**THE TASK:** Search the listing below for the word "Quiz" and copy each line that holds it.

**SOURCE DATA:**
===

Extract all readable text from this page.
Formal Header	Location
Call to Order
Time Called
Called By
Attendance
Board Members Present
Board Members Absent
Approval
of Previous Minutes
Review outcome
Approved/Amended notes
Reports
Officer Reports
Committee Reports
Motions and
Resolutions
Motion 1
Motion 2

===

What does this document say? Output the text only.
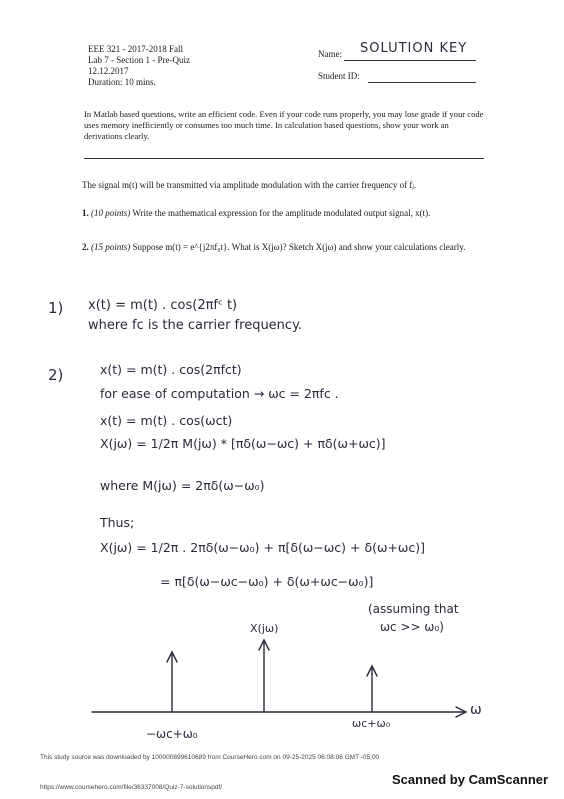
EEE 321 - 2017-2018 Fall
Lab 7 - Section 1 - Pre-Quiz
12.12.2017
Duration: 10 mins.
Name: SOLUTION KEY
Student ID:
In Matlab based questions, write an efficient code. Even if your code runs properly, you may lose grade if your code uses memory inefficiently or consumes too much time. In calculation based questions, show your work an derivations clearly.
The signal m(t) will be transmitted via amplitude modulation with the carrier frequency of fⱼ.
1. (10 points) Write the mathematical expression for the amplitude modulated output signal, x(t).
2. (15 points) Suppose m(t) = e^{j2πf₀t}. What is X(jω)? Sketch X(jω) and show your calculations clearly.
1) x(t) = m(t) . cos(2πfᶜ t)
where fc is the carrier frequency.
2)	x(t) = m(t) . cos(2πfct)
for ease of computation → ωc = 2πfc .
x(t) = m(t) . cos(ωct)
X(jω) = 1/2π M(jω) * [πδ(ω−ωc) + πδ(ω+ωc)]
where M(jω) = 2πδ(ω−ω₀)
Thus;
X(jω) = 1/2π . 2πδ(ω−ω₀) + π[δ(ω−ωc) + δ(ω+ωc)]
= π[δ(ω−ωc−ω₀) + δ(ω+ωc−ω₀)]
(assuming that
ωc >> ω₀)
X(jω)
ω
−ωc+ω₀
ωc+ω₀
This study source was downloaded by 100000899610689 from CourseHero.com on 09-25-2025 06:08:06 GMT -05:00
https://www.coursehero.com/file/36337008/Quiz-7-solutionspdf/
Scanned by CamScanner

===

**CORRECT OUTPUT:**
Lab 7 - Section 1 - Pre-Quiz
https://www.coursehero.com/file/36337008/Quiz-7-solutionspdf/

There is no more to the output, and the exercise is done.